Will you extract the entries word for word? Images should not appear in the copy.

-------- Data rows

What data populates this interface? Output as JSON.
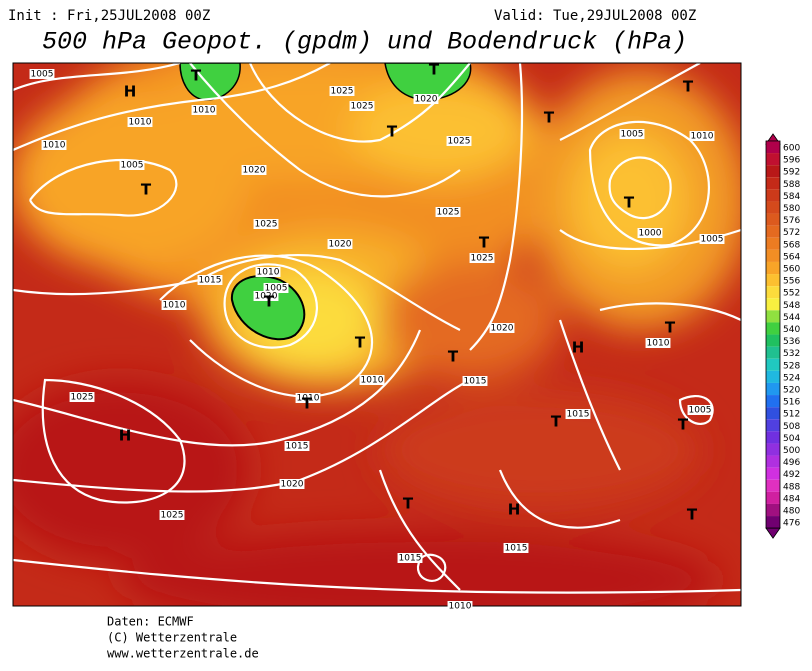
{
  "header": {
    "init": "Init : Fri,25JUL2008 00Z",
    "valid": "Valid: Tue,29JUL2008 00Z",
    "title": "500 hPa Geopot. (gpdm) und Bodendruck (hPa)"
  },
  "colorbar": {
    "labels": [
      "600",
      "596",
      "592",
      "588",
      "584",
      "580",
      "576",
      "572",
      "568",
      "564",
      "560",
      "556",
      "552",
      "548",
      "544",
      "540",
      "536",
      "532",
      "528",
      "524",
      "520",
      "516",
      "512",
      "508",
      "504",
      "500",
      "496",
      "492",
      "488",
      "484",
      "480",
      "476"
    ],
    "colors": [
      "#b0004a",
      "#c01030",
      "#b81818",
      "#c42a18",
      "#cc3a1a",
      "#d44a1c",
      "#dc5a1e",
      "#e46a20",
      "#ec7c22",
      "#f28e24",
      "#f8a428",
      "#fcc030",
      "#fcdc3c",
      "#f8f040",
      "#90e040",
      "#40d040",
      "#20c060",
      "#20c090",
      "#20c8c0",
      "#20b8e0",
      "#2098f0",
      "#2070f0",
      "#3050e0",
      "#5040e0",
      "#7030e0",
      "#9030e0",
      "#b030e0",
      "#d030e0",
      "#e030c0",
      "#d020a0",
      "#a01080",
      "#700070"
    ]
  },
  "map": {
    "pressure_labels": [
      "1005",
      "1010",
      "1010",
      "1005",
      "1010",
      "1025",
      "1025",
      "1020",
      "1025",
      "1020",
      "1025",
      "1020",
      "1015",
      "1010",
      "1005",
      "1020",
      "1010",
      "1025",
      "1025",
      "1020",
      "1015",
      "1010",
      "1010",
      "1015",
      "1020",
      "1025",
      "1025",
      "1005",
      "1010",
      "1000",
      "1005",
      "1010",
      "1015",
      "1005",
      "1015",
      "1015",
      "1010"
    ],
    "centers": [
      "H",
      "T",
      "T",
      "T",
      "T",
      "T",
      "T",
      "T",
      "T",
      "T",
      "T",
      "T",
      "H",
      "T",
      "H",
      "T",
      "H",
      "T",
      "T",
      "T",
      "T"
    ]
  },
  "footer": {
    "lines": [
      "Daten: ECMWF",
      "(C) Wetterzentrale",
      "www.wetterzentrale.de"
    ]
  }
}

----------------

**Output of the task**
What data populates this interface? Output as JSON.
{
  "header": {
    "init": "Init : Fri,25JUL2008 00Z",
    "valid": "Valid: Tue,29JUL2008 00Z",
    "title": "500 hPa Geopot. (gpdm) und Bodendruck (hPa)"
  },
  "colorbar": {
    "labels": [
      "600",
      "596",
      "592",
      "588",
      "584",
      "580",
      "576",
      "572",
      "568",
      "564",
      "560",
      "556",
      "552",
      "548",
      "544",
      "540",
      "536",
      "532",
      "528",
      "524",
      "520",
      "516",
      "512",
      "508",
      "504",
      "500",
      "496",
      "492",
      "488",
      "484",
      "480",
      "476"
    ],
    "colors": [
      "#b0004a",
      "#c01030",
      "#b81818",
      "#c42a18",
      "#cc3a1a",
      "#d44a1c",
      "#dc5a1e",
      "#e46a20",
      "#ec7c22",
      "#f28e24",
      "#f8a428",
      "#fcc030",
      "#fcdc3c",
      "#f8f040",
      "#90e040",
      "#40d040",
      "#20c060",
      "#20c090",
      "#20c8c0",
      "#20b8e0",
      "#2098f0",
      "#2070f0",
      "#3050e0",
      "#5040e0",
      "#7030e0",
      "#9030e0",
      "#b030e0",
      "#d030e0",
      "#e030c0",
      "#d020a0",
      "#a01080",
      "#700070"
    ]
  },
  "map": {
    "pressure_labels": [
      "1005",
      "1010",
      "1010",
      "1005",
      "1010",
      "1025",
      "1025",
      "1020",
      "1025",
      "1020",
      "1025",
      "1020",
      "1015",
      "1010",
      "1005",
      "1020",
      "1010",
      "1025",
      "1025",
      "1020",
      "1015",
      "1010",
      "1010",
      "1015",
      "1020",
      "1025",
      "1025",
      "1005",
      "1010",
      "1000",
      "1005",
      "1010",
      "1015",
      "1005",
      "1015",
      "1015",
      "1010"
    ],
    "centers": [
      "H",
      "T",
      "T",
      "T",
      "T",
      "T",
      "T",
      "T",
      "T",
      "T",
      "T",
      "T",
      "H",
      "T",
      "H",
      "T",
      "H",
      "T",
      "T",
      "T",
      "T"
    ]
  },
  "footer": {
    "lines": [
      "Daten: ECMWF",
      "(C) Wetterzentrale",
      "www.wetterzentrale.de"
    ]
  }
}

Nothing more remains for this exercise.